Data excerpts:
***

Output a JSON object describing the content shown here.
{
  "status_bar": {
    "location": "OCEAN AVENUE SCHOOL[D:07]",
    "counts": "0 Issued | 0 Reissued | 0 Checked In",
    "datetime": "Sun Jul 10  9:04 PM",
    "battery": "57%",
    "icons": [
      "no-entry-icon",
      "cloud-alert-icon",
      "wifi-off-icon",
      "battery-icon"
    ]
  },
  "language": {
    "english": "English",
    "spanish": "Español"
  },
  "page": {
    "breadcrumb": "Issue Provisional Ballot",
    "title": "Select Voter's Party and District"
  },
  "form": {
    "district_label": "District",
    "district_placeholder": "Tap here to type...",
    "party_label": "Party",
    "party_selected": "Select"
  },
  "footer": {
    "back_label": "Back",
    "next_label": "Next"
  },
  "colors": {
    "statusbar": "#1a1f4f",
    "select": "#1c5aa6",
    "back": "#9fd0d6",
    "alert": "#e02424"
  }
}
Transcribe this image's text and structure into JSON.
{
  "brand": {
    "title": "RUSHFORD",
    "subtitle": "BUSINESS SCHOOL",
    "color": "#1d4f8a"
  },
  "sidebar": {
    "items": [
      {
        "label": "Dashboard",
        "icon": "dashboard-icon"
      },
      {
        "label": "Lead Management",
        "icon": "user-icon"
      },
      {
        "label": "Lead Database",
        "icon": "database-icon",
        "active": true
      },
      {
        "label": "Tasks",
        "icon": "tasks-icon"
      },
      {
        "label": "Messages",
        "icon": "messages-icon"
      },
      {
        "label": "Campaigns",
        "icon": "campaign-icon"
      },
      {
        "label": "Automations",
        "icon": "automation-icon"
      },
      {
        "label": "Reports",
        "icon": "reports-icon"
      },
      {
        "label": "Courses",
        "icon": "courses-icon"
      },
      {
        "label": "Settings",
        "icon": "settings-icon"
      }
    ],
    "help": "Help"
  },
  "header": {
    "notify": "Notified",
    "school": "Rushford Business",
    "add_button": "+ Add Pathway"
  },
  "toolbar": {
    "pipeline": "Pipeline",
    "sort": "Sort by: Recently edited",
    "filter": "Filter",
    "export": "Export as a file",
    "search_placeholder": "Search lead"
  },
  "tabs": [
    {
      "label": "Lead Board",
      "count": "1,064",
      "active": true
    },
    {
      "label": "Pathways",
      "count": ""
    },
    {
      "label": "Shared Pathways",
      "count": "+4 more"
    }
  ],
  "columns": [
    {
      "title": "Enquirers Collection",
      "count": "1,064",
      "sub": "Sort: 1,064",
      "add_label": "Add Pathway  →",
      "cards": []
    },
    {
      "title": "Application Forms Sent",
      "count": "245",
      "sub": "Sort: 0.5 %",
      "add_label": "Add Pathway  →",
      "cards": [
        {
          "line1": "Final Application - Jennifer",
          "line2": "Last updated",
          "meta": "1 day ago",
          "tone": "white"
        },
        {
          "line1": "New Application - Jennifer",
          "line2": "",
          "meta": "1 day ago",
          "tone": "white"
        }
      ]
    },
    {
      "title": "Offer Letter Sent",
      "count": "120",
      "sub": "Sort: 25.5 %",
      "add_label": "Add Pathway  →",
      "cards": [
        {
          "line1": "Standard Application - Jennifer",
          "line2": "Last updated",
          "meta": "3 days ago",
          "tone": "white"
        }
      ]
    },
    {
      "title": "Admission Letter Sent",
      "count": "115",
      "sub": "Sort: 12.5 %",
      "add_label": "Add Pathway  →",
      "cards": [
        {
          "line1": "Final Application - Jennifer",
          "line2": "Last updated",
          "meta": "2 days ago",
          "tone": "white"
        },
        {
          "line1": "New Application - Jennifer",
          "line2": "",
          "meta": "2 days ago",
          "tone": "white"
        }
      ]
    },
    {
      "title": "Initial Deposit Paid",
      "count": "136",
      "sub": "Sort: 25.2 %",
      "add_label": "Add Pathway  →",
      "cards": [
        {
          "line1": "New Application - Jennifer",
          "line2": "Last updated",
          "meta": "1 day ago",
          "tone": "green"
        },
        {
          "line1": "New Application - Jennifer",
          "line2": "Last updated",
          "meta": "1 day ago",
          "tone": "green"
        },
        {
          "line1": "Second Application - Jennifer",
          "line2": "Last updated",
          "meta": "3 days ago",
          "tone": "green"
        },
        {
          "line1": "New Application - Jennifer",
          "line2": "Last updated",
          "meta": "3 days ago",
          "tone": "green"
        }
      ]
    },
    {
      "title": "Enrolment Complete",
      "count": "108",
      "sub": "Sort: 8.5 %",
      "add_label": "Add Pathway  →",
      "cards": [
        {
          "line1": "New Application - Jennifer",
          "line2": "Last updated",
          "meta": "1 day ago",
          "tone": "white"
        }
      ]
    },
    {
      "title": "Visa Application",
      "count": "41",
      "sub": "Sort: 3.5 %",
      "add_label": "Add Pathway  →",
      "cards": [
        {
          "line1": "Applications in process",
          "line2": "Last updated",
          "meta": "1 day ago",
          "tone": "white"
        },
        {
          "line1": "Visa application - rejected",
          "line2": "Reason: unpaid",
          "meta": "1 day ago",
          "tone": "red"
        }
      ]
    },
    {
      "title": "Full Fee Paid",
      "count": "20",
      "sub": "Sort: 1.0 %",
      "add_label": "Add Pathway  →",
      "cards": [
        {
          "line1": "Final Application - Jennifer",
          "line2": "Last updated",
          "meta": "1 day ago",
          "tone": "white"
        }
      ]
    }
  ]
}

***

Go through the records above and retype each one exactly.

**WRITTEN SOLUTION**
Output a JSON object describing the content shown here.
{
  "status_bar": {
    "location": "OCEAN AVENUE SCHOOL[D:07]",
    "counts": "0 Issued | 0 Reissued | 0 Checked In",
    "datetime": "Sun Jul 10  9:04 PM",
    "battery": "57%",
    "icons": [
      "no-entry-icon",
      "cloud-alert-icon",
      "wifi-off-icon",
      "battery-icon"
    ]
  },
  "language": {
    "english": "English",
    "spanish": "Español"
  },
  "page": {
    "breadcrumb": "Issue Provisional Ballot",
    "title": "Select Voter's Party and District"
  },
  "form": {
    "district_label": "District",
    "district_placeholder": "Tap here to type...",
    "party_label": "Party",
    "party_selected": "Select"
  },
  "footer": {
    "back_label": "Back",
    "next_label": "Next"
  },
  "colors": {
    "statusbar": "#1a1f4f",
    "select": "#1c5aa6",
    "back": "#9fd0d6",
    "alert": "#e02424"
  }
}
Transcribe this image's text and structure into JSON.
{
  "brand": {
    "title": "RUSHFORD",
    "subtitle": "BUSINESS SCHOOL",
    "color": "#1d4f8a"
  },
  "sidebar": {
    "items": [
      {
        "label": "Dashboard",
        "icon": "dashboard-icon"
      },
      {
        "label": "Lead Management",
        "icon": "user-icon"
      },
      {
        "label": "Lead Database",
        "icon": "database-icon",
        "active": true
      },
      {
        "label": "Tasks",
        "icon": "tasks-icon"
      },
      {
        "label": "Messages",
        "icon": "messages-icon"
      },
      {
        "label": "Campaigns",
        "icon": "campaign-icon"
      },
      {
        "label": "Automations",
        "icon": "automation-icon"
      },
      {
        "label": "Reports",
        "icon": "reports-icon"
      },
      {
        "label": "Courses",
        "icon": "courses-icon"
      },
      {
        "label": "Settings",
        "icon": "settings-icon"
      }
    ],
    "help": "Help"
  },
  "header": {
    "notify": "Notified",
    "school": "Rushford Business",
    "add_button": "+ Add Pathway"
  },
  "toolbar": {
    "pipeline": "Pipeline",
    "sort": "Sort by: Recently edited",
    "filter": "Filter",
    "export": "Export as a file",
    "search_placeholder": "Search lead"
  },
  "tabs": [
    {
      "label": "Lead Board",
      "count": "1,064",
      "active": true
    },
    {
      "label": "Pathways",
      "count": ""
    },
    {
      "label": "Shared Pathways",
      "count": "+4 more"
    }
  ],
  "columns": [
    {
      "title": "Enquirers Collection",
      "count": "1,064",
      "sub": "Sort: 1,064",
      "add_label": "Add Pathway  →",
      "cards": []
    },
    {
      "title": "Application Forms Sent",
      "count": "245",
      "sub": "Sort: 0.5 %",
      "add_label": "Add Pathway  →",
      "cards": [
        {
          "line1": "Final Application - Jennifer",
          "line2": "Last updated",
          "meta": "1 day ago",
          "tone": "white"
        },
        {
          "line1": "New Application - Jennifer",
          "line2": "",
          "meta": "1 day ago",
          "tone": "white"
        }
      ]
    },
    {
      "title": "Offer Letter Sent",
      "count": "120",
      "sub": "Sort: 25.5 %",
      "add_label": "Add Pathway  →",
      "cards": [
        {
          "line1": "Standard Application - Jennifer",
          "line2": "Last updated",
          "meta": "3 days ago",
          "tone": "white"
        }
      ]
    },
    {
      "title": "Admission Letter Sent",
      "count": "115",
      "sub": "Sort: 12.5 %",
      "add_label": "Add Pathway  →",
      "cards": [
        {
          "line1": "Final Application - Jennifer",
          "line2": "Last updated",
          "meta": "2 days ago",
          "tone": "white"
        },
        {
          "line1": "New Application - Jennifer",
          "line2": "",
          "meta": "2 days ago",
          "tone": "white"
        }
      ]
    },
    {
      "title": "Initial Deposit Paid",
      "count": "136",
      "sub": "Sort: 25.2 %",
      "add_label": "Add Pathway  →",
      "cards": [
        {
          "line1": "New Application - Jennifer",
          "line2": "Last updated",
          "meta": "1 day ago",
          "tone": "green"
        },
        {
          "line1": "New Application - Jennifer",
          "line2": "Last updated",
          "meta": "1 day ago",
          "tone": "green"
        },
        {
          "line1": "Second Application - Jennifer",
          "line2": "Last updated",
          "meta": "3 days ago",
          "tone": "green"
        },
        {
          "line1": "New Application - Jennifer",
          "line2": "Last updated",
          "meta": "3 days ago",
          "tone": "green"
        }
      ]
    },
    {
      "title": "Enrolment Complete",
      "count": "108",
      "sub": "Sort: 8.5 %",
      "add_label": "Add Pathway  →",
      "cards": [
        {
          "line1": "New Application - Jennifer",
          "line2": "Last updated",
          "meta": "1 day ago",
          "tone": "white"
        }
      ]
    },
    {
      "title": "Visa Application",
      "count": "41",
      "sub": "Sort: 3.5 %",
      "add_label": "Add Pathway  →",
      "cards": [
        {
          "line1": "Applications in process",
          "line2": "Last updated",
          "meta": "1 day ago",
          "tone": "white"
        },
        {
          "line1": "Visa application - rejected",
          "line2": "Reason: unpaid",
          "meta": "1 day ago",
          "tone": "red"
        }
      ]
    },
    {
      "title": "Full Fee Paid",
      "count": "20",
      "sub": "Sort: 1.0 %",
      "add_label": "Add Pathway  →",
      "cards": [
        {
          "line1": "Final Application - Jennifer",
          "line2": "Last updated",
          "meta": "1 day ago",
          "tone": "white"
        }
      ]
    }
  ]
}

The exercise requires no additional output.